Given exercise >> Find the lines that hold the word "xlabel" and return them.

******************************

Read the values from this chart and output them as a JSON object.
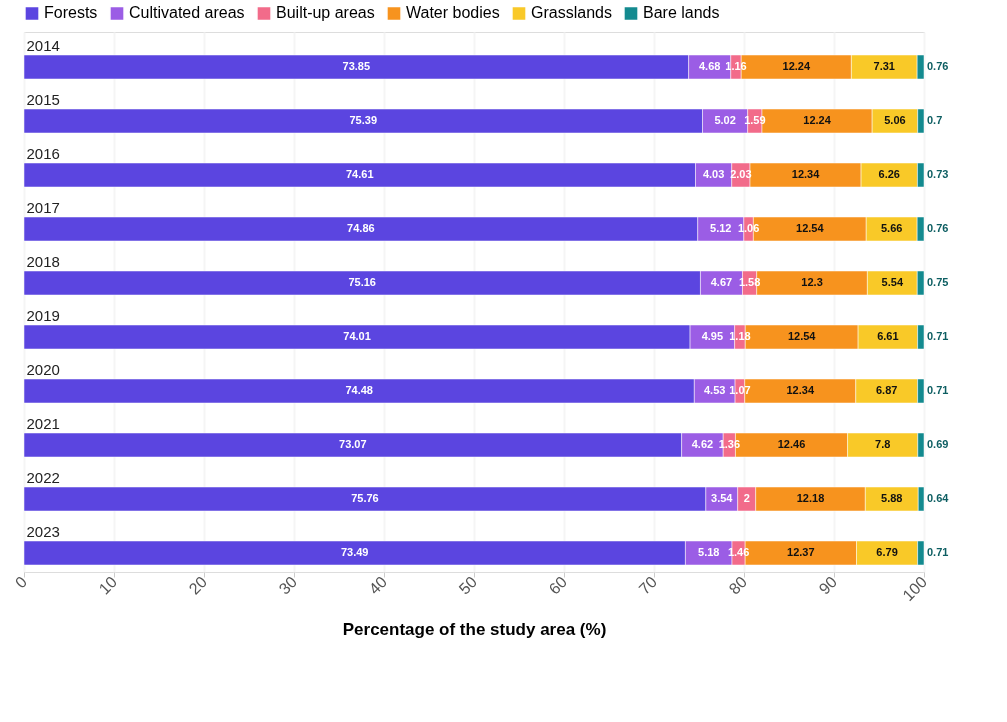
{
  "chart_data": {
    "type": "bar",
    "orientation": "horizontal",
    "stacked": true,
    "data_labels": true,
    "xlabel": "Percentage of the study area (%)",
    "categories": [
      "2014",
      "2015",
      "2016",
      "2017",
      "2018",
      "2019",
      "2020",
      "2021",
      "2022",
      "2023"
    ],
    "series": [
      {
        "name": "Forests",
        "color": "#5b45e0",
        "values": [
          73.85,
          75.39,
          74.61,
          74.86,
          75.16,
          74.01,
          74.48,
          73.07,
          75.76,
          73.49
        ]
      },
      {
        "name": "Cultivated areas",
        "color": "#9b5de5",
        "values": [
          4.68,
          5.02,
          4.03,
          5.12,
          4.67,
          4.95,
          4.53,
          4.62,
          3.54,
          5.18
        ]
      },
      {
        "name": "Built-up areas",
        "color": "#f26b8a",
        "values": [
          1.16,
          1.59,
          2.03,
          1.06,
          1.58,
          1.18,
          1.07,
          1.36,
          2,
          1.46
        ]
      },
      {
        "name": "Water bodies",
        "color": "#f7931e",
        "values": [
          12.24,
          12.24,
          12.34,
          12.54,
          12.3,
          12.54,
          12.34,
          12.46,
          12.18,
          12.37
        ]
      },
      {
        "name": "Grasslands",
        "color": "#f9c928",
        "values": [
          7.31,
          5.06,
          6.26,
          5.66,
          5.54,
          6.61,
          6.87,
          7.8,
          5.88,
          6.79
        ]
      },
      {
        "name": "Bare lands",
        "color": "#138a8f",
        "values": [
          0.76,
          0.7,
          0.73,
          0.76,
          0.75,
          0.71,
          0.71,
          0.69,
          0.64,
          0.71
        ]
      }
    ],
    "xlim": [
      0,
      100
    ],
    "xticks": [
      0,
      10,
      20,
      30,
      40,
      50,
      60,
      70,
      80,
      90,
      100
    ],
    "grid": "x",
    "legend": "top left"
  }
}
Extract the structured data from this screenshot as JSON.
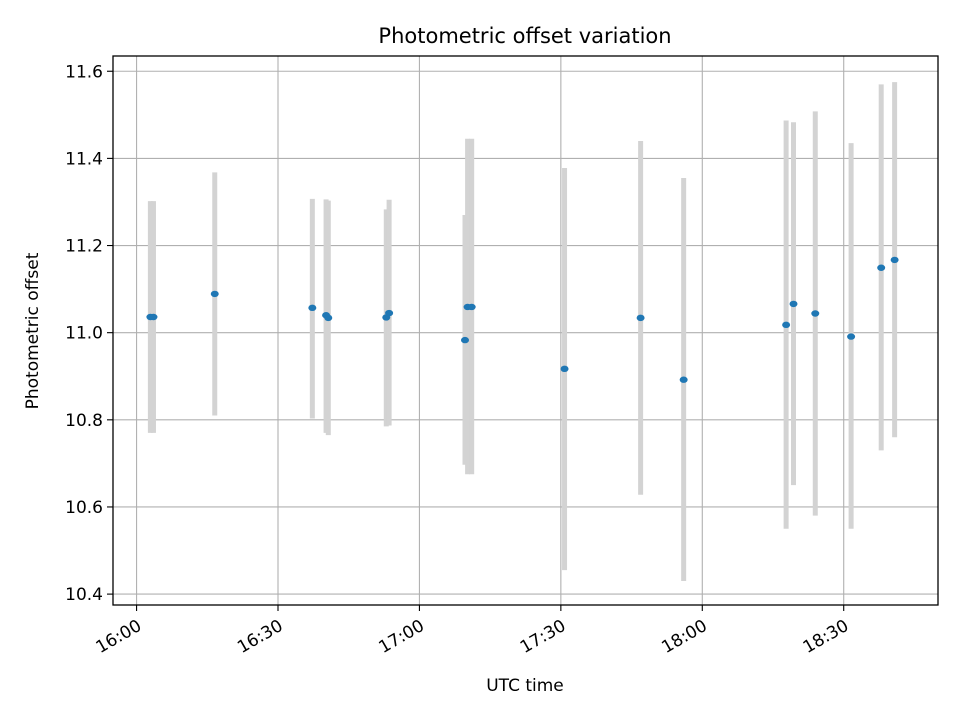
{
  "chart_data": {
    "type": "scatter",
    "title": "Photometric offset variation",
    "xlabel": "UTC time",
    "ylabel": "Photometric offset",
    "x_axis": {
      "kind": "time",
      "range": [
        "15:55",
        "18:50"
      ],
      "ticks": [
        "16:00",
        "16:30",
        "17:00",
        "17:30",
        "18:00",
        "18:30"
      ]
    },
    "y_axis": {
      "range": [
        10.375,
        11.635
      ],
      "ticks": [
        "10.4",
        "10.6",
        "10.8",
        "11.0",
        "11.2",
        "11.4",
        "11.6"
      ]
    },
    "grid": true,
    "colors": {
      "point": "#1f77b4",
      "errorbar": "#d3d3d3",
      "grid": "#b0b0b0"
    },
    "points": [
      {
        "t": "16:02:56",
        "y": 11.036,
        "lo": 10.77,
        "hi": 11.302
      },
      {
        "t": "16:03:35",
        "y": 11.036,
        "lo": 10.77,
        "hi": 11.302
      },
      {
        "t": "16:16:35",
        "y": 11.089,
        "lo": 10.81,
        "hi": 11.368
      },
      {
        "t": "16:37:17",
        "y": 11.057,
        "lo": 10.803,
        "hi": 11.307
      },
      {
        "t": "16:40:12",
        "y": 11.04,
        "lo": 10.77,
        "hi": 11.306
      },
      {
        "t": "16:40:40",
        "y": 11.034,
        "lo": 10.765,
        "hi": 11.303
      },
      {
        "t": "16:52:58",
        "y": 11.035,
        "lo": 10.785,
        "hi": 11.283
      },
      {
        "t": "16:53:34",
        "y": 11.045,
        "lo": 10.787,
        "hi": 11.305
      },
      {
        "t": "17:09:40",
        "y": 10.983,
        "lo": 10.697,
        "hi": 11.27
      },
      {
        "t": "17:10:13",
        "y": 11.059,
        "lo": 10.675,
        "hi": 11.445
      },
      {
        "t": "17:11:05",
        "y": 11.059,
        "lo": 10.675,
        "hi": 11.445
      },
      {
        "t": "17:30:47",
        "y": 10.917,
        "lo": 10.455,
        "hi": 11.378
      },
      {
        "t": "17:46:55",
        "y": 11.034,
        "lo": 10.628,
        "hi": 11.44
      },
      {
        "t": "17:56:03",
        "y": 10.892,
        "lo": 10.43,
        "hi": 11.355
      },
      {
        "t": "18:17:47",
        "y": 11.018,
        "lo": 10.55,
        "hi": 11.487
      },
      {
        "t": "18:19:21",
        "y": 11.066,
        "lo": 10.65,
        "hi": 11.483
      },
      {
        "t": "18:23:58",
        "y": 11.044,
        "lo": 10.58,
        "hi": 11.508
      },
      {
        "t": "18:31:34",
        "y": 10.991,
        "lo": 10.55,
        "hi": 11.435
      },
      {
        "t": "18:37:57",
        "y": 11.149,
        "lo": 10.73,
        "hi": 11.57
      },
      {
        "t": "18:40:48",
        "y": 11.167,
        "lo": 10.76,
        "hi": 11.575
      }
    ]
  }
}
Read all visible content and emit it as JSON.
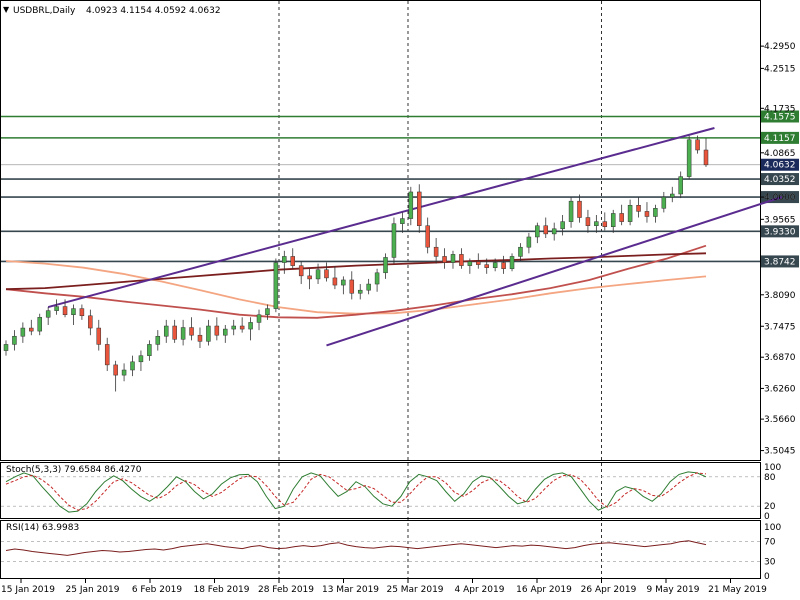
{
  "chart_data": {
    "type": "candlestick",
    "symbol": "USDBRL",
    "timeframe": "Daily",
    "header": {
      "title": "USDBRL,Daily",
      "ohlc_text": "4.0923 4.1154 4.0592 4.0632"
    },
    "price_axis": {
      "range": [
        3.49,
        4.35
      ],
      "ticks": [
        "4.2950",
        "4.2515",
        "4.1735",
        "4.0865",
        "4.0000",
        "3.9565",
        "3.8090",
        "3.7475",
        "3.6870",
        "3.6260",
        "3.5660",
        "3.5045"
      ],
      "tick_values": [
        4.295,
        4.2515,
        4.1735,
        4.0865,
        4.0,
        3.9565,
        3.809,
        3.7475,
        3.687,
        3.626,
        3.566,
        3.5045
      ]
    },
    "date_axis": {
      "labels": [
        "15 Jan 2019",
        "25 Jan 2019",
        "6 Feb 2019",
        "18 Feb 2019",
        "28 Feb 2019",
        "13 Mar 2019",
        "25 Mar 2019",
        "4 Apr 2019",
        "16 Apr 2019",
        "26 Apr 2019",
        "9 May 2019",
        "21 May 2019"
      ]
    },
    "horizontal_levels": [
      {
        "value": 4.1575,
        "label": "4.1575",
        "color": "#2e7d32"
      },
      {
        "value": 4.1157,
        "label": "4.1157",
        "color": "#2e7d32"
      },
      {
        "value": 4.0352,
        "label": "4.0352",
        "color": "#37474f"
      },
      {
        "value": 4.0,
        "label": "4.0000",
        "color": "#37474f"
      },
      {
        "value": 3.933,
        "label": "3.9330",
        "color": "#37474f"
      },
      {
        "value": 3.8742,
        "label": "3.8742",
        "color": "#37474f"
      }
    ],
    "current_price": {
      "value": 4.0632,
      "label": "4.0632"
    },
    "candles": [
      [
        3.7,
        3.72,
        3.69,
        3.712
      ],
      [
        3.712,
        3.74,
        3.7,
        3.728
      ],
      [
        3.728,
        3.755,
        3.715,
        3.744
      ],
      [
        3.744,
        3.76,
        3.73,
        3.738
      ],
      [
        3.738,
        3.772,
        3.73,
        3.765
      ],
      [
        3.765,
        3.785,
        3.75,
        3.778
      ],
      [
        3.778,
        3.8,
        3.77,
        3.786
      ],
      [
        3.786,
        3.8,
        3.765,
        3.77
      ],
      [
        3.77,
        3.79,
        3.75,
        3.782
      ],
      [
        3.782,
        3.79,
        3.76,
        3.768
      ],
      [
        3.768,
        3.78,
        3.73,
        3.744
      ],
      [
        3.744,
        3.76,
        3.7,
        3.712
      ],
      [
        3.712,
        3.725,
        3.66,
        3.672
      ],
      [
        3.672,
        3.68,
        3.62,
        3.652
      ],
      [
        3.652,
        3.675,
        3.64,
        3.662
      ],
      [
        3.662,
        3.69,
        3.65,
        3.678
      ],
      [
        3.678,
        3.7,
        3.66,
        3.69
      ],
      [
        3.69,
        3.72,
        3.68,
        3.712
      ],
      [
        3.712,
        3.74,
        3.7,
        3.728
      ],
      [
        3.728,
        3.76,
        3.715,
        3.748
      ],
      [
        3.748,
        3.76,
        3.715,
        3.722
      ],
      [
        3.722,
        3.76,
        3.71,
        3.745
      ],
      [
        3.745,
        3.765,
        3.72,
        3.73
      ],
      [
        3.73,
        3.745,
        3.705,
        3.718
      ],
      [
        3.718,
        3.76,
        3.71,
        3.748
      ],
      [
        3.748,
        3.765,
        3.72,
        3.73
      ],
      [
        3.73,
        3.75,
        3.715,
        3.742
      ],
      [
        3.742,
        3.76,
        3.73,
        3.748
      ],
      [
        3.748,
        3.765,
        3.735,
        3.742
      ],
      [
        3.742,
        3.765,
        3.72,
        3.755
      ],
      [
        3.755,
        3.78,
        3.74,
        3.77
      ],
      [
        3.77,
        3.79,
        3.76,
        3.782
      ],
      [
        3.782,
        3.88,
        3.775,
        3.872
      ],
      [
        3.872,
        3.895,
        3.85,
        3.884
      ],
      [
        3.884,
        3.9,
        3.86,
        3.866
      ],
      [
        3.866,
        3.875,
        3.83,
        3.846
      ],
      [
        3.846,
        3.86,
        3.82,
        3.84
      ],
      [
        3.84,
        3.87,
        3.83,
        3.858
      ],
      [
        3.858,
        3.872,
        3.835,
        3.842
      ],
      [
        3.842,
        3.865,
        3.82,
        3.828
      ],
      [
        3.828,
        3.845,
        3.81,
        3.838
      ],
      [
        3.838,
        3.855,
        3.8,
        3.812
      ],
      [
        3.812,
        3.83,
        3.8,
        3.818
      ],
      [
        3.818,
        3.84,
        3.81,
        3.83
      ],
      [
        3.83,
        3.86,
        3.815,
        3.852
      ],
      [
        3.852,
        3.89,
        3.84,
        3.882
      ],
      [
        3.882,
        3.96,
        3.87,
        3.948
      ],
      [
        3.948,
        3.97,
        3.93,
        3.958
      ],
      [
        3.958,
        4.02,
        3.945,
        4.01
      ],
      [
        4.01,
        4.025,
        3.93,
        3.944
      ],
      [
        3.944,
        3.96,
        3.89,
        3.902
      ],
      [
        3.902,
        3.92,
        3.87,
        3.884
      ],
      [
        3.884,
        3.9,
        3.86,
        3.872
      ],
      [
        3.872,
        3.895,
        3.86,
        3.888
      ],
      [
        3.888,
        3.9,
        3.86,
        3.866
      ],
      [
        3.866,
        3.88,
        3.85,
        3.874
      ],
      [
        3.874,
        3.89,
        3.86,
        3.868
      ],
      [
        3.868,
        3.88,
        3.85,
        3.862
      ],
      [
        3.862,
        3.88,
        3.855,
        3.872
      ],
      [
        3.872,
        3.885,
        3.85,
        3.86
      ],
      [
        3.86,
        3.89,
        3.855,
        3.884
      ],
      [
        3.884,
        3.91,
        3.875,
        3.902
      ],
      [
        3.902,
        3.93,
        3.89,
        3.922
      ],
      [
        3.922,
        3.95,
        3.91,
        3.944
      ],
      [
        3.944,
        3.96,
        3.92,
        3.928
      ],
      [
        3.928,
        3.95,
        3.915,
        3.938
      ],
      [
        3.938,
        3.965,
        3.925,
        3.952
      ],
      [
        3.952,
        4.0,
        3.94,
        3.992
      ],
      [
        3.992,
        4.005,
        3.95,
        3.96
      ],
      [
        3.96,
        3.975,
        3.93,
        3.944
      ],
      [
        3.944,
        3.965,
        3.93,
        3.952
      ],
      [
        3.952,
        3.97,
        3.935,
        3.942
      ],
      [
        3.942,
        3.975,
        3.93,
        3.968
      ],
      [
        3.968,
        3.985,
        3.945,
        3.952
      ],
      [
        3.952,
        3.995,
        3.945,
        3.984
      ],
      [
        3.984,
        4.0,
        3.96,
        3.972
      ],
      [
        3.972,
        3.99,
        3.95,
        3.962
      ],
      [
        3.962,
        3.985,
        3.95,
        3.978
      ],
      [
        3.978,
        4.01,
        3.97,
        4.0
      ],
      [
        4.0,
        4.02,
        3.99,
        4.006
      ],
      [
        4.006,
        4.05,
        3.998,
        4.04
      ],
      [
        4.04,
        4.12,
        4.035,
        4.112
      ],
      [
        4.112,
        4.12,
        4.085,
        4.092
      ],
      [
        4.092,
        4.115,
        4.059,
        4.063
      ]
    ],
    "moving_averages": [
      {
        "color": "#f4a582",
        "values": [
          3.875,
          3.87,
          3.862,
          3.85,
          3.835,
          3.818,
          3.8,
          3.785,
          3.775,
          3.772,
          3.773,
          3.78,
          3.79,
          3.8,
          3.812,
          3.822,
          3.83,
          3.838,
          3.845
        ]
      },
      {
        "color": "#c0504d",
        "values": [
          3.82,
          3.812,
          3.805,
          3.796,
          3.788,
          3.78,
          3.77,
          3.765,
          3.764,
          3.77,
          3.778,
          3.788,
          3.8,
          3.81,
          3.822,
          3.838,
          3.86,
          3.88,
          3.905
        ]
      },
      {
        "color": "#7b1e1e",
        "values": [
          3.82,
          3.822,
          3.828,
          3.834,
          3.84,
          3.846,
          3.852,
          3.858,
          3.862,
          3.866,
          3.869,
          3.872,
          3.875,
          3.877,
          3.88,
          3.882,
          3.885,
          3.888,
          3.89
        ]
      }
    ],
    "trendlines": [
      {
        "from": [
          5,
          3.785
        ],
        "to": [
          84,
          4.135
        ],
        "color": "#5b2c8f"
      },
      {
        "from": [
          38,
          3.71
        ],
        "to": [
          92,
          4.0
        ],
        "color": "#5b2c8f"
      }
    ],
    "vertical_separators_at_label": [
      "28 Feb 2019",
      "25 Mar 2019",
      "26 Apr 2019"
    ],
    "stochastic": {
      "label": "Stoch(5,3,3) 79.6584 86.4270",
      "levels": [
        "100",
        "80",
        "20",
        "0"
      ],
      "main": [
        70,
        80,
        88,
        82,
        60,
        40,
        20,
        8,
        10,
        25,
        50,
        70,
        82,
        72,
        55,
        40,
        30,
        42,
        60,
        80,
        70,
        50,
        35,
        45,
        65,
        78,
        84,
        85,
        70,
        40,
        15,
        20,
        55,
        80,
        88,
        82,
        60,
        40,
        50,
        70,
        60,
        40,
        25,
        20,
        40,
        70,
        85,
        80,
        72,
        50,
        30,
        45,
        70,
        82,
        78,
        60,
        40,
        25,
        30,
        55,
        75,
        85,
        88,
        80,
        55,
        30,
        12,
        20,
        50,
        60,
        55,
        40,
        30,
        45,
        70,
        85,
        90,
        88,
        80
      ],
      "signal": [
        65,
        72,
        80,
        83,
        74,
        60,
        40,
        22,
        12,
        15,
        30,
        50,
        70,
        76,
        68,
        55,
        42,
        36,
        45,
        62,
        72,
        64,
        50,
        40,
        48,
        62,
        76,
        82,
        80,
        62,
        40,
        22,
        28,
        50,
        75,
        85,
        80,
        66,
        52,
        56,
        62,
        56,
        42,
        28,
        28,
        45,
        65,
        80,
        80,
        68,
        48,
        40,
        52,
        68,
        76,
        72,
        58,
        40,
        28,
        36,
        55,
        72,
        82,
        84,
        75,
        55,
        32,
        18,
        28,
        45,
        56,
        52,
        42,
        40,
        52,
        68,
        80,
        88,
        86
      ]
    },
    "rsi": {
      "label": "RSI(14) 63.9983",
      "levels": [
        "100",
        "70",
        "30",
        "0"
      ],
      "values": [
        52,
        55,
        53,
        50,
        48,
        46,
        44,
        42,
        45,
        48,
        50,
        52,
        51,
        49,
        50,
        52,
        54,
        55,
        53,
        56,
        60,
        62,
        64,
        66,
        63,
        60,
        58,
        56,
        60,
        62,
        58,
        56,
        57,
        60,
        62,
        60,
        62,
        66,
        68,
        63,
        60,
        58,
        57,
        59,
        61,
        60,
        58,
        56,
        58,
        60,
        62,
        64,
        66,
        64,
        62,
        60,
        58,
        60,
        62,
        61,
        63,
        62,
        60,
        58,
        56,
        58,
        62,
        65,
        67,
        68,
        66,
        64,
        62,
        60,
        62,
        64,
        66,
        70,
        72,
        68,
        64
      ]
    },
    "colors": {
      "bull": "#4caf50",
      "bear": "#e8543c",
      "grid": "#000000",
      "level_green": "#2e7d32",
      "level_dark": "#37474f"
    }
  }
}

******************************

Worked solution >>
    "xlabel": "Percentage of the study area (%)",
    "xlabel": "UTC time",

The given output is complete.